--- Begin ---

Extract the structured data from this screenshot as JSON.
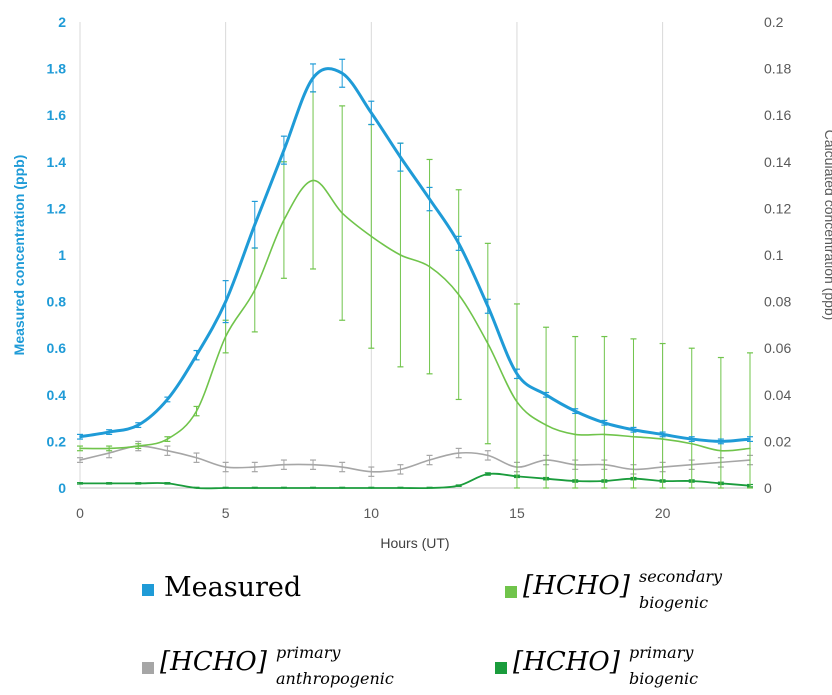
{
  "chart_data": {
    "type": "line",
    "xlabel": "Hours (UT)",
    "ylabel_left": "Measured concentration (ppb)",
    "ylabel_right": "Calculated concentration (ppb)",
    "xlim": [
      0,
      23
    ],
    "ylim_left": [
      0,
      2
    ],
    "ylim_right": [
      0,
      0.2
    ],
    "x_ticks": [
      "0",
      "5",
      "10",
      "15",
      "20"
    ],
    "y_ticks_left": [
      "0",
      "0.2",
      "0.4",
      "0.6",
      "0.8",
      "1",
      "1.2",
      "1.4",
      "1.6",
      "1.8",
      "2"
    ],
    "y_ticks_right": [
      "0",
      "0.02",
      "0.04",
      "0.06",
      "0.08",
      "0.1",
      "0.12",
      "0.14",
      "0.16",
      "0.18",
      "0.2"
    ],
    "grid": "vertical",
    "legend_position": "bottom",
    "series": [
      {
        "key": "measured",
        "name": "Measured",
        "axis": "left",
        "color": "#1f9bd7",
        "x": [
          0,
          1,
          2,
          3,
          4,
          5,
          6,
          7,
          8,
          9,
          10,
          11,
          12,
          13,
          14,
          15,
          16,
          17,
          18,
          19,
          20,
          21,
          22,
          23
        ],
        "y": [
          0.22,
          0.24,
          0.27,
          0.38,
          0.57,
          0.8,
          1.13,
          1.45,
          1.76,
          1.78,
          1.61,
          1.42,
          1.24,
          1.05,
          0.78,
          0.49,
          0.4,
          0.33,
          0.28,
          0.25,
          0.23,
          0.21,
          0.2,
          0.21
        ],
        "err": [
          0.01,
          0.01,
          0.01,
          0.01,
          0.02,
          0.09,
          0.1,
          0.06,
          0.06,
          0.06,
          0.05,
          0.06,
          0.05,
          0.03,
          0.03,
          0.02,
          0.01,
          0.01,
          0.01,
          0.01,
          0.01,
          0.01,
          0.01,
          0.01
        ]
      },
      {
        "key": "secondary_biogenic",
        "name": "[HCHO]",
        "name_sup": "secondary",
        "name_sub": "biogenic",
        "axis": "right",
        "color": "#70c44b",
        "x": [
          0,
          1,
          2,
          3,
          4,
          5,
          6,
          7,
          8,
          9,
          10,
          11,
          12,
          13,
          14,
          15,
          16,
          17,
          18,
          19,
          20,
          21,
          22,
          23
        ],
        "y": [
          0.017,
          0.017,
          0.018,
          0.021,
          0.033,
          0.065,
          0.085,
          0.115,
          0.132,
          0.118,
          0.108,
          0.1,
          0.095,
          0.083,
          0.062,
          0.037,
          0.027,
          0.023,
          0.023,
          0.022,
          0.021,
          0.019,
          0.016,
          0.017
        ],
        "err": [
          0.001,
          0.001,
          0.001,
          0.001,
          0.002,
          0.007,
          0.018,
          0.025,
          0.038,
          0.046,
          0.048,
          0.048,
          0.046,
          0.045,
          0.043,
          0.042,
          0.042,
          0.042,
          0.042,
          0.042,
          0.041,
          0.041,
          0.04,
          0.041
        ]
      },
      {
        "key": "primary_anthropogenic",
        "name": "[HCHO]",
        "name_sup": "primary",
        "name_sub": "anthropogenic",
        "axis": "right",
        "color": "#a6a6a6",
        "x": [
          0,
          1,
          2,
          3,
          4,
          5,
          6,
          7,
          8,
          9,
          10,
          11,
          12,
          13,
          14,
          15,
          16,
          17,
          18,
          19,
          20,
          21,
          22,
          23
        ],
        "y": [
          0.012,
          0.015,
          0.018,
          0.016,
          0.013,
          0.009,
          0.009,
          0.01,
          0.01,
          0.009,
          0.007,
          0.008,
          0.012,
          0.015,
          0.014,
          0.009,
          0.012,
          0.01,
          0.01,
          0.008,
          0.009,
          0.01,
          0.011,
          0.012
        ],
        "err": [
          0.001,
          0.002,
          0.002,
          0.002,
          0.002,
          0.002,
          0.002,
          0.002,
          0.002,
          0.002,
          0.002,
          0.002,
          0.002,
          0.002,
          0.002,
          0.002,
          0.002,
          0.002,
          0.002,
          0.002,
          0.002,
          0.002,
          0.002,
          0.002
        ]
      },
      {
        "key": "primary_biogenic",
        "name": "[HCHO]",
        "name_sup": "primary",
        "name_sub": "biogenic",
        "axis": "right",
        "color": "#1a9c3c",
        "x": [
          0,
          1,
          2,
          3,
          4,
          5,
          6,
          7,
          8,
          9,
          10,
          11,
          12,
          13,
          14,
          15,
          16,
          17,
          18,
          19,
          20,
          21,
          22,
          23
        ],
        "y": [
          0.002,
          0.002,
          0.002,
          0.002,
          0.0,
          0.0,
          0.0,
          0.0,
          0.0,
          0.0,
          0.0,
          0.0,
          0.0,
          0.001,
          0.006,
          0.005,
          0.004,
          0.003,
          0.003,
          0.004,
          0.003,
          0.003,
          0.002,
          0.001
        ],
        "err": [
          0.0003,
          0.0003,
          0.0003,
          0.0003,
          0.0003,
          0.0003,
          0.0003,
          0.0003,
          0.0003,
          0.0003,
          0.0003,
          0.0003,
          0.0003,
          0.0003,
          0.0005,
          0.0005,
          0.0005,
          0.0005,
          0.0005,
          0.0005,
          0.0005,
          0.0005,
          0.0005,
          0.0005
        ]
      }
    ]
  }
}
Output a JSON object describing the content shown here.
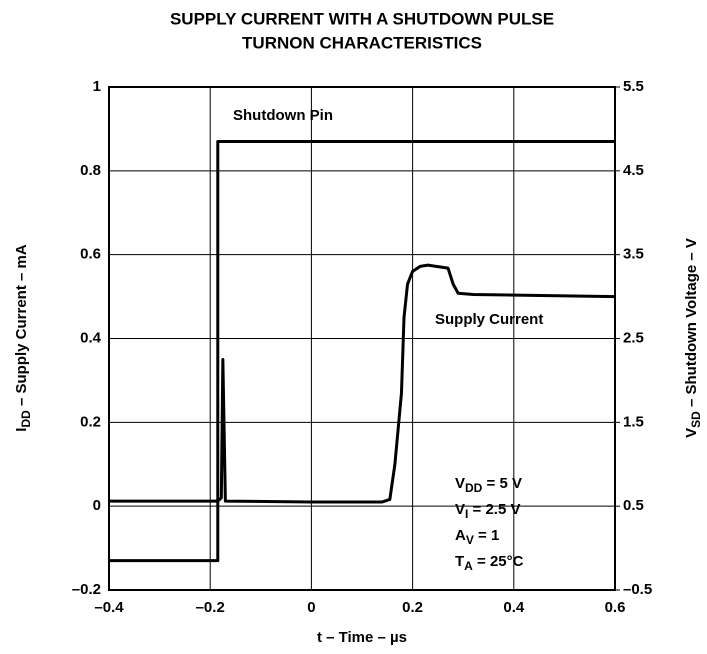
{
  "chart_data": {
    "type": "line",
    "title": [
      "SUPPLY CURRENT WITH A SHUTDOWN PULSE",
      "TURNON CHARACTERISTICS"
    ],
    "xlabel": "t – Time – µs",
    "ylabel": {
      "main": "I",
      "sub": "DD",
      "rest": " – Supply Current – mA"
    },
    "y2label": {
      "main": "V",
      "sub": "SD",
      "rest": " – Shutdown Voltage – V"
    },
    "xlim": [
      -0.4,
      0.6
    ],
    "xticks": [
      {
        "value": -0.4,
        "label": "–0.4"
      },
      {
        "value": -0.2,
        "label": "–0.2"
      },
      0,
      0.2,
      0.4,
      0.6
    ],
    "ylim": [
      -0.2,
      1
    ],
    "yticks": [
      {
        "value": -0.2,
        "label": "–0.2"
      },
      0,
      0.2,
      0.4,
      0.6,
      0.8,
      1
    ],
    "y2lim": [
      -0.5,
      5.5
    ],
    "y2ticks": [
      {
        "value": -0.5,
        "label": "–0.5"
      },
      0.5,
      1.5,
      2.5,
      3.5,
      4.5,
      5.5
    ],
    "grid": true,
    "series": [
      {
        "name": "Shutdown Pin",
        "color": "#000000",
        "axis": "y2",
        "x": [
          -0.4,
          -0.185,
          -0.185,
          0.6
        ],
        "values": [
          -0.15,
          -0.15,
          4.85,
          4.85
        ]
      },
      {
        "name": "Supply Current",
        "color": "#000000",
        "x": [
          -0.4,
          -0.185,
          -0.178,
          -0.175,
          -0.17,
          0.0,
          0.14,
          0.155,
          0.165,
          0.178,
          0.183,
          0.19,
          0.2,
          0.215,
          0.23,
          0.27,
          0.28,
          0.29,
          0.32,
          0.6
        ],
        "values": [
          0.012,
          0.012,
          0.02,
          0.35,
          0.012,
          0.01,
          0.01,
          0.016,
          0.1,
          0.27,
          0.45,
          0.53,
          0.56,
          0.572,
          0.575,
          0.568,
          0.53,
          0.508,
          0.505,
          0.5
        ]
      }
    ],
    "conditions": [
      {
        "main": "V",
        "sub": "DD",
        "rest": " = 5 V"
      },
      {
        "main": "V",
        "sub": "I",
        "rest": " = 2.5 V"
      },
      {
        "main": "A",
        "sub": "V",
        "rest": " = 1"
      },
      {
        "main": "T",
        "sub": "A",
        "rest": " = 25°C"
      }
    ]
  }
}
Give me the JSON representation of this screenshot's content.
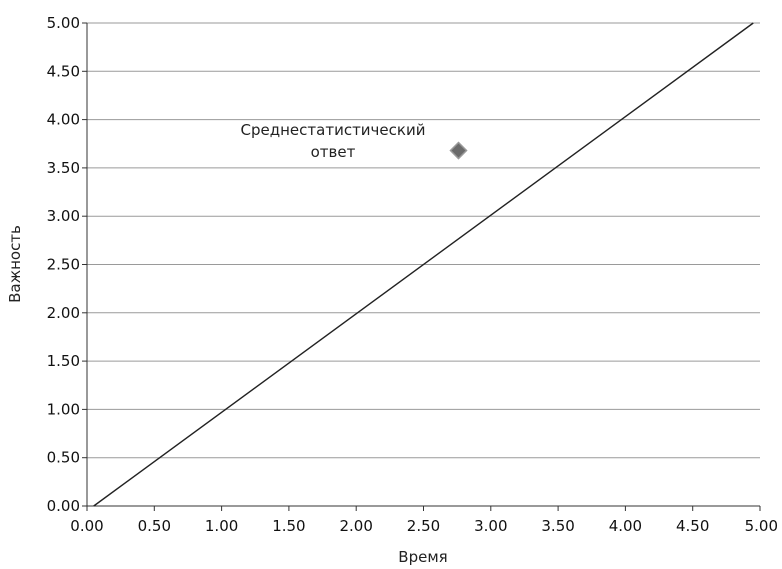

--- End ---

WORK TO COMPLETE: Isolate the lines above that contain the word "screenshot" and copy them.

SOLUTION TO THIS EXERCISE:
Extract the structured data from this screenshot as JSON.
Give me the JSON representation of this screenshot's content.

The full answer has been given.